Data section |
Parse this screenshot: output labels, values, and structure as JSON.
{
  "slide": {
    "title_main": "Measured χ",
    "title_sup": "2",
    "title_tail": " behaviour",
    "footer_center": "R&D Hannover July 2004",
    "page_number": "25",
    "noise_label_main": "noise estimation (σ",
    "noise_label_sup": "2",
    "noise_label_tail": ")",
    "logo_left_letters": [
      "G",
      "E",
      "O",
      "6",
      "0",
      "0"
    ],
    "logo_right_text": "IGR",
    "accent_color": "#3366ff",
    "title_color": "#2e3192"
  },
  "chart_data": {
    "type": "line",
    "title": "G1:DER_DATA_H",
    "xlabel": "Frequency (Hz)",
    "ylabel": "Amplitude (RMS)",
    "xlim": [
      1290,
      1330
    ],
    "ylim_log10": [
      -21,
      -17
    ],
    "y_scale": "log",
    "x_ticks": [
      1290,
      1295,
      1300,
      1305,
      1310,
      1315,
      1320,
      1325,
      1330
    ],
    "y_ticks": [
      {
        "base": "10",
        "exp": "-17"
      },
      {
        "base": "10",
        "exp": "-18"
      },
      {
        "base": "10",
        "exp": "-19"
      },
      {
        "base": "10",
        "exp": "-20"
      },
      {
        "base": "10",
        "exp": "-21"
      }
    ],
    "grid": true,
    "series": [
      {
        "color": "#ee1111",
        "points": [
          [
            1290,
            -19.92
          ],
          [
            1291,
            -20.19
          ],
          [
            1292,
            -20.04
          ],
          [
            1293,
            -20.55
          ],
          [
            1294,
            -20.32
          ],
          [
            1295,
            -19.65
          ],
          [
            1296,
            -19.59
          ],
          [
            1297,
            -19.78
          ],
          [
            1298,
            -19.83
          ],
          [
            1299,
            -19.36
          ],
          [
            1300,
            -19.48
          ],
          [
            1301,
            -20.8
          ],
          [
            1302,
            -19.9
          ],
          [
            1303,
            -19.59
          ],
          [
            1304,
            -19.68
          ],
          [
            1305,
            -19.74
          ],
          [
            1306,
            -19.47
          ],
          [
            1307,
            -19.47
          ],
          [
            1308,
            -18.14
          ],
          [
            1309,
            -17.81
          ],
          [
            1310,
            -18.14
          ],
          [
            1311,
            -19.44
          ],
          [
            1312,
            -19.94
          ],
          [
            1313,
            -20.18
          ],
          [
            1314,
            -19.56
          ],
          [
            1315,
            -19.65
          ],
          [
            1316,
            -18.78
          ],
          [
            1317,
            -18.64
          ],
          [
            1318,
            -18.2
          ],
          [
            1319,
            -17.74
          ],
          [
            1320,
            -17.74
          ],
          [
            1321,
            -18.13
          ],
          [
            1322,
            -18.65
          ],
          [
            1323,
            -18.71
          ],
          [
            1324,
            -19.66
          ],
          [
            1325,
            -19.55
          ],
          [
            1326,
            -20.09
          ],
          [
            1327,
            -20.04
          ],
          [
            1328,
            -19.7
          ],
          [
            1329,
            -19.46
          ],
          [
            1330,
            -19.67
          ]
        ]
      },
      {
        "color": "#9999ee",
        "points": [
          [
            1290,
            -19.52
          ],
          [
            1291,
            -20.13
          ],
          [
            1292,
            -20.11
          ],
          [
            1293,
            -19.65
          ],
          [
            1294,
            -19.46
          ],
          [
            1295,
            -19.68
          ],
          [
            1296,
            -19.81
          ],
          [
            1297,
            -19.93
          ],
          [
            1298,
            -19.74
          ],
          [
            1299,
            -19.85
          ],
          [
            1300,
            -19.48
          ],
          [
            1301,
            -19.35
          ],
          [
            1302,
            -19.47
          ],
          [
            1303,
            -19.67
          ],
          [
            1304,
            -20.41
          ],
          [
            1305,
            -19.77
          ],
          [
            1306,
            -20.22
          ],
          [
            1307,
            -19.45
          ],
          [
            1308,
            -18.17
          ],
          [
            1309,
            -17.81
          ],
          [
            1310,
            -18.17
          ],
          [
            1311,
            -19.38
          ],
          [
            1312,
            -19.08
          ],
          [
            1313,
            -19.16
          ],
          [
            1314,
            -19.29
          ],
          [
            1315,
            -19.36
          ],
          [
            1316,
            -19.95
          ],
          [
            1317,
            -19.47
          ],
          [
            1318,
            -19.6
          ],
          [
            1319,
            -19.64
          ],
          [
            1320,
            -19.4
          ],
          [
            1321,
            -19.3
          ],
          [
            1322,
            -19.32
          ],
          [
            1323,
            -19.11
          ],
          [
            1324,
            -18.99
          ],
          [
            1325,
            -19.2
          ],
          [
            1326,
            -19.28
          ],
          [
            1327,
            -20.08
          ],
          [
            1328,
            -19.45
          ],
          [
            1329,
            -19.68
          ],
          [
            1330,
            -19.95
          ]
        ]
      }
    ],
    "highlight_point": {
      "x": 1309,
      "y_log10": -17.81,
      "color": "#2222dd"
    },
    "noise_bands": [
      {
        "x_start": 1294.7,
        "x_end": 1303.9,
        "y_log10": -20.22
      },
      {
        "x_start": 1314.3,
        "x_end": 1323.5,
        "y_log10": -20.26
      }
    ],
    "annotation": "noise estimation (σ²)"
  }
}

Problem statement | Print back all the lines verbatim.

Solution to this exercise |
Parse this screenshot: output labels, values, and structure as JSON.
{
  "slide": {
    "title_main": "Measured χ",
    "title_sup": "2",
    "title_tail": " behaviour",
    "footer_center": "R&D Hannover July 2004",
    "page_number": "25",
    "noise_label_main": "noise estimation (σ",
    "noise_label_sup": "2",
    "noise_label_tail": ")",
    "logo_left_letters": [
      "G",
      "E",
      "O",
      "6",
      "0",
      "0"
    ],
    "logo_right_text": "IGR",
    "accent_color": "#3366ff",
    "title_color": "#2e3192"
  },
  "chart_data": {
    "type": "line",
    "title": "G1:DER_DATA_H",
    "xlabel": "Frequency (Hz)",
    "ylabel": "Amplitude (RMS)",
    "xlim": [
      1290,
      1330
    ],
    "ylim_log10": [
      -21,
      -17
    ],
    "y_scale": "log",
    "x_ticks": [
      1290,
      1295,
      1300,
      1305,
      1310,
      1315,
      1320,
      1325,
      1330
    ],
    "y_ticks": [
      {
        "base": "10",
        "exp": "-17"
      },
      {
        "base": "10",
        "exp": "-18"
      },
      {
        "base": "10",
        "exp": "-19"
      },
      {
        "base": "10",
        "exp": "-20"
      },
      {
        "base": "10",
        "exp": "-21"
      }
    ],
    "grid": true,
    "series": [
      {
        "color": "#ee1111",
        "points": [
          [
            1290,
            -19.92
          ],
          [
            1291,
            -20.19
          ],
          [
            1292,
            -20.04
          ],
          [
            1293,
            -20.55
          ],
          [
            1294,
            -20.32
          ],
          [
            1295,
            -19.65
          ],
          [
            1296,
            -19.59
          ],
          [
            1297,
            -19.78
          ],
          [
            1298,
            -19.83
          ],
          [
            1299,
            -19.36
          ],
          [
            1300,
            -19.48
          ],
          [
            1301,
            -20.8
          ],
          [
            1302,
            -19.9
          ],
          [
            1303,
            -19.59
          ],
          [
            1304,
            -19.68
          ],
          [
            1305,
            -19.74
          ],
          [
            1306,
            -19.47
          ],
          [
            1307,
            -19.47
          ],
          [
            1308,
            -18.14
          ],
          [
            1309,
            -17.81
          ],
          [
            1310,
            -18.14
          ],
          [
            1311,
            -19.44
          ],
          [
            1312,
            -19.94
          ],
          [
            1313,
            -20.18
          ],
          [
            1314,
            -19.56
          ],
          [
            1315,
            -19.65
          ],
          [
            1316,
            -18.78
          ],
          [
            1317,
            -18.64
          ],
          [
            1318,
            -18.2
          ],
          [
            1319,
            -17.74
          ],
          [
            1320,
            -17.74
          ],
          [
            1321,
            -18.13
          ],
          [
            1322,
            -18.65
          ],
          [
            1323,
            -18.71
          ],
          [
            1324,
            -19.66
          ],
          [
            1325,
            -19.55
          ],
          [
            1326,
            -20.09
          ],
          [
            1327,
            -20.04
          ],
          [
            1328,
            -19.7
          ],
          [
            1329,
            -19.46
          ],
          [
            1330,
            -19.67
          ]
        ]
      },
      {
        "color": "#9999ee",
        "points": [
          [
            1290,
            -19.52
          ],
          [
            1291,
            -20.13
          ],
          [
            1292,
            -20.11
          ],
          [
            1293,
            -19.65
          ],
          [
            1294,
            -19.46
          ],
          [
            1295,
            -19.68
          ],
          [
            1296,
            -19.81
          ],
          [
            1297,
            -19.93
          ],
          [
            1298,
            -19.74
          ],
          [
            1299,
            -19.85
          ],
          [
            1300,
            -19.48
          ],
          [
            1301,
            -19.35
          ],
          [
            1302,
            -19.47
          ],
          [
            1303,
            -19.67
          ],
          [
            1304,
            -20.41
          ],
          [
            1305,
            -19.77
          ],
          [
            1306,
            -20.22
          ],
          [
            1307,
            -19.45
          ],
          [
            1308,
            -18.17
          ],
          [
            1309,
            -17.81
          ],
          [
            1310,
            -18.17
          ],
          [
            1311,
            -19.38
          ],
          [
            1312,
            -19.08
          ],
          [
            1313,
            -19.16
          ],
          [
            1314,
            -19.29
          ],
          [
            1315,
            -19.36
          ],
          [
            1316,
            -19.95
          ],
          [
            1317,
            -19.47
          ],
          [
            1318,
            -19.6
          ],
          [
            1319,
            -19.64
          ],
          [
            1320,
            -19.4
          ],
          [
            1321,
            -19.3
          ],
          [
            1322,
            -19.32
          ],
          [
            1323,
            -19.11
          ],
          [
            1324,
            -18.99
          ],
          [
            1325,
            -19.2
          ],
          [
            1326,
            -19.28
          ],
          [
            1327,
            -20.08
          ],
          [
            1328,
            -19.45
          ],
          [
            1329,
            -19.68
          ],
          [
            1330,
            -19.95
          ]
        ]
      }
    ],
    "highlight_point": {
      "x": 1309,
      "y_log10": -17.81,
      "color": "#2222dd"
    },
    "noise_bands": [
      {
        "x_start": 1294.7,
        "x_end": 1303.9,
        "y_log10": -20.22
      },
      {
        "x_start": 1314.3,
        "x_end": 1323.5,
        "y_log10": -20.26
      }
    ],
    "annotation": "noise estimation (σ²)"
  }
}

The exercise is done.